**Dataset items:**
--- start ---
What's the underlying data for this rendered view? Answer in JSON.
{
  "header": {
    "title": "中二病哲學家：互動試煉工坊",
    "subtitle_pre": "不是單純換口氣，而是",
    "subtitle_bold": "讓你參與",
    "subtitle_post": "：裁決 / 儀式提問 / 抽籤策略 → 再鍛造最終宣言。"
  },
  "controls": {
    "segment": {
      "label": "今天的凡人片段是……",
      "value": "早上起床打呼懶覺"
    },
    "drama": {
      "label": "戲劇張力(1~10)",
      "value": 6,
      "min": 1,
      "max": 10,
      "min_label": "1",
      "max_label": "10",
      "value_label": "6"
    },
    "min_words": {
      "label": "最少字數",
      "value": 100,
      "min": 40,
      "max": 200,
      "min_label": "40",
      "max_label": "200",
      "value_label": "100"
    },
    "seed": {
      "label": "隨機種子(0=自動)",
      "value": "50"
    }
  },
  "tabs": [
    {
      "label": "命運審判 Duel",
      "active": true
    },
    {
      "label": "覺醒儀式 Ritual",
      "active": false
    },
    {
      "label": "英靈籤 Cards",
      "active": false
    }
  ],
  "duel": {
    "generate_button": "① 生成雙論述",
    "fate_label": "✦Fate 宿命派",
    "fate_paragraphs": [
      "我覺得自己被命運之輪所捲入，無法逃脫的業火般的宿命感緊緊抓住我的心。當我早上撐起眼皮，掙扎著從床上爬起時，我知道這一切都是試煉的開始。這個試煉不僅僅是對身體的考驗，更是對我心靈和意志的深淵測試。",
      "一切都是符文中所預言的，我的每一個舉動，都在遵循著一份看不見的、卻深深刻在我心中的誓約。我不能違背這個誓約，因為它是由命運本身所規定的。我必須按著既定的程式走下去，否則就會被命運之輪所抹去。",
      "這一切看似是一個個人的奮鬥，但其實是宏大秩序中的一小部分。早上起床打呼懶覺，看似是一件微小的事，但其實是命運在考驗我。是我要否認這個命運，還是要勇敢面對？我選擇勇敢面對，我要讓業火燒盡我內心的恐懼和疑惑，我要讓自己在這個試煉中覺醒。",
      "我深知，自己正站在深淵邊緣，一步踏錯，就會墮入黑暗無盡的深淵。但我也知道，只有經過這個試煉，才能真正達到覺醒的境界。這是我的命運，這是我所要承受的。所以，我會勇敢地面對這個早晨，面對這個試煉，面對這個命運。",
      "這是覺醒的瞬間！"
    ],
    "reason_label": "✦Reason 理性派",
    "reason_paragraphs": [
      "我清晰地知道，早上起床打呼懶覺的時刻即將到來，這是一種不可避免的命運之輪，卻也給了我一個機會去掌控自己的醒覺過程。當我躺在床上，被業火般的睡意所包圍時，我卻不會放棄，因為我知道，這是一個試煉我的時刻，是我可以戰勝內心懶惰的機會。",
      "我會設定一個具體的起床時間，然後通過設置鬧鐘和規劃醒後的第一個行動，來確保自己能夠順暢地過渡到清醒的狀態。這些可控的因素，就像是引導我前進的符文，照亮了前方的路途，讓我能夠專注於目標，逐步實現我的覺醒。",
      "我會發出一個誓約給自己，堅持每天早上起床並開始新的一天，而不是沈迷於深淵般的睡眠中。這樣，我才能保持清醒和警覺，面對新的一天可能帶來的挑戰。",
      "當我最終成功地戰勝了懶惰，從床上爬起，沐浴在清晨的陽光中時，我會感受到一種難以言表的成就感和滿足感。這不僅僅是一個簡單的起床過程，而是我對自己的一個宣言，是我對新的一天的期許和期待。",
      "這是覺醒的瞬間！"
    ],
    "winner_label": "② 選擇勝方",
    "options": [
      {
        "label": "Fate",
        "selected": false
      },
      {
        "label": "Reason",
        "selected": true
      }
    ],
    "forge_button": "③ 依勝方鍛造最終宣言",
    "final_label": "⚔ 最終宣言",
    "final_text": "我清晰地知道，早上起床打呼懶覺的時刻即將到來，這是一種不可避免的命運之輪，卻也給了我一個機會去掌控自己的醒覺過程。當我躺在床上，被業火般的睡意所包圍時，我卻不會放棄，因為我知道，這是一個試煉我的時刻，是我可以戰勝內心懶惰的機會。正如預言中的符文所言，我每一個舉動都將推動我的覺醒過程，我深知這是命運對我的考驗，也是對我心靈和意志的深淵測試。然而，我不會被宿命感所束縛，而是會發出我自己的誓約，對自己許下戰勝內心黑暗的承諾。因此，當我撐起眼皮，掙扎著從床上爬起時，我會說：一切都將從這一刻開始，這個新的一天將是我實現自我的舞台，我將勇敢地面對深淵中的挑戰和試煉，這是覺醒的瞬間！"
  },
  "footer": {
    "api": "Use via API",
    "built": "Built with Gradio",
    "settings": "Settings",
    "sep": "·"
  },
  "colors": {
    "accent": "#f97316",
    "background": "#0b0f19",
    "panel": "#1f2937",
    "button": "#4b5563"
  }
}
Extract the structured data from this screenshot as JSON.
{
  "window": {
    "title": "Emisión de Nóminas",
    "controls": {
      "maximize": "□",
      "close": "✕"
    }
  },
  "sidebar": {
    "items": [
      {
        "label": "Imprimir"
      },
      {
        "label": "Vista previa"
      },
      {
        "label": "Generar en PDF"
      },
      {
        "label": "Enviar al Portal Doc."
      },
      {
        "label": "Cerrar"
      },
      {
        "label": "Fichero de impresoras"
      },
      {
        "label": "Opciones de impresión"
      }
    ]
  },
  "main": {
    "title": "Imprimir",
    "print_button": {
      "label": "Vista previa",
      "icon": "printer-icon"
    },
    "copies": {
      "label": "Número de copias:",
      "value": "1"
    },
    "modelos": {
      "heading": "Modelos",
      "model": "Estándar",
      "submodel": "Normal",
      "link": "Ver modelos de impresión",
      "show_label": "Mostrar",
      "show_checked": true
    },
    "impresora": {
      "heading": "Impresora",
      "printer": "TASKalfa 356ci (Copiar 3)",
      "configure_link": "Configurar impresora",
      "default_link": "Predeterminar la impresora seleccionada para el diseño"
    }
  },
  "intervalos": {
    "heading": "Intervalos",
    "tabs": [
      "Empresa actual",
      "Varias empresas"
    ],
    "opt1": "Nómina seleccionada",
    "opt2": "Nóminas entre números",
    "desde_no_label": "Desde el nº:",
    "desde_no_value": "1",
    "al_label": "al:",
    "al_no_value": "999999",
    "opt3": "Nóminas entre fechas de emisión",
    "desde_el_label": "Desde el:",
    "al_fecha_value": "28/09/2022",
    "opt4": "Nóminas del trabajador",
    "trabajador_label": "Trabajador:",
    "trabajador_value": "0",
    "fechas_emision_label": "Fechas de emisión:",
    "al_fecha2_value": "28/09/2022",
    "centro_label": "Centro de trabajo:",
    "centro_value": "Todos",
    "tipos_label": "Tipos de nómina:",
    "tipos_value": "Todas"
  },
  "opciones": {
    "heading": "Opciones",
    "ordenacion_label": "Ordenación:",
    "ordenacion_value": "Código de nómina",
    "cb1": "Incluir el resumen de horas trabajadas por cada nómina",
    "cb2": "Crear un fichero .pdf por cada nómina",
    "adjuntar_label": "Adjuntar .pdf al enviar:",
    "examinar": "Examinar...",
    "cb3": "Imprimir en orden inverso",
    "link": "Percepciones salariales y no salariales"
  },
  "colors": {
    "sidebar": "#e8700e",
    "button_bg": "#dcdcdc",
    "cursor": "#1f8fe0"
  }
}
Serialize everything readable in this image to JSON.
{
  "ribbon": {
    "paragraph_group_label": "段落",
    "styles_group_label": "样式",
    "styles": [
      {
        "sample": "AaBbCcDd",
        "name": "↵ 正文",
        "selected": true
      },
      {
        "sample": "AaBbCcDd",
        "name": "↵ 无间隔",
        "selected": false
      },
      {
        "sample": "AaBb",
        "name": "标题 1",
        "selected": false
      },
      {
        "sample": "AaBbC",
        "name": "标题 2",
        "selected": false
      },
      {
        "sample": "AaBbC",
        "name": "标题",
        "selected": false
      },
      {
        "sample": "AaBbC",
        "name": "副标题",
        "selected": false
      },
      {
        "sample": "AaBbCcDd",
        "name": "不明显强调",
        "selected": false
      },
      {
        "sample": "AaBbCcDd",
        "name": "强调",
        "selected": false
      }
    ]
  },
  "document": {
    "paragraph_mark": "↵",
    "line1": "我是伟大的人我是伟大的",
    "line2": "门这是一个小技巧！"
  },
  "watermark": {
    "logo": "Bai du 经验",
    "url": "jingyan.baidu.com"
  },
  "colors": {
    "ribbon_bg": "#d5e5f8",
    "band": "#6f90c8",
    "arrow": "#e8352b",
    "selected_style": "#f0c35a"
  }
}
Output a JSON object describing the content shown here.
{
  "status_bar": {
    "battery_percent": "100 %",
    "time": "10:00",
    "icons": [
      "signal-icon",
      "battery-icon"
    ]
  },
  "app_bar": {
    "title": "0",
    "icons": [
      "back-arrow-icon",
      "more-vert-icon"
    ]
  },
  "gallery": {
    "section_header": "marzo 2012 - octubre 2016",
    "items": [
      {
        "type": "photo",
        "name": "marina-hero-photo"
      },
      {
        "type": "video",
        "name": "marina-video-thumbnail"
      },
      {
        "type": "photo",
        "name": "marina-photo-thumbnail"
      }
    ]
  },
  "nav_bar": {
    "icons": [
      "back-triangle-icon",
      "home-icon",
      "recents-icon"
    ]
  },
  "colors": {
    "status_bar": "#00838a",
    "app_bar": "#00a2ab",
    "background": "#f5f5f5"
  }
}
--- end ---
**WRITTEN REQUEST:** Working from the listing above, pick out every line that has "早上起床打呼懶覺的時刻即將到來" and copy it.

**RESULT OF THIS EXERCISE:**
      "我清晰地知道，早上起床打呼懶覺的時刻即將到來，這是一種不可避免的命運之輪，卻也給了我一個機會去掌控自己的醒覺過程。當我躺在床上，被業火般的睡意所包圍時，我卻不會放棄，因為我知道，這是一個試煉我的時刻，是我可以戰勝內心懶惰的機會。",
    "final_text": "我清晰地知道，早上起床打呼懶覺的時刻即將到來，這是一種不可避免的命運之輪，卻也給了我一個機會去掌控自己的醒覺過程。當我躺在床上，被業火般的睡意所包圍時，我卻不會放棄，因為我知道，這是一個試煉我的時刻，是我可以戰勝內心懶惰的機會。正如預言中的符文所言，我每一個舉動都將推動我的覺醒過程，我深知這是命運對我的考驗，也是對我心靈和意志的深淵測試。然而，我不會被宿命感所束縛，而是會發出我自己的誓約，對自己許下戰勝內心黑暗的承諾。因此，當我撐起眼皮，掙扎著從床上爬起時，我會說：一切都將從這一刻開始，這個新的一天將是我實現自我的舞台，我將勇敢地面對深淵中的挑戰和試煉，這是覺醒的瞬間！"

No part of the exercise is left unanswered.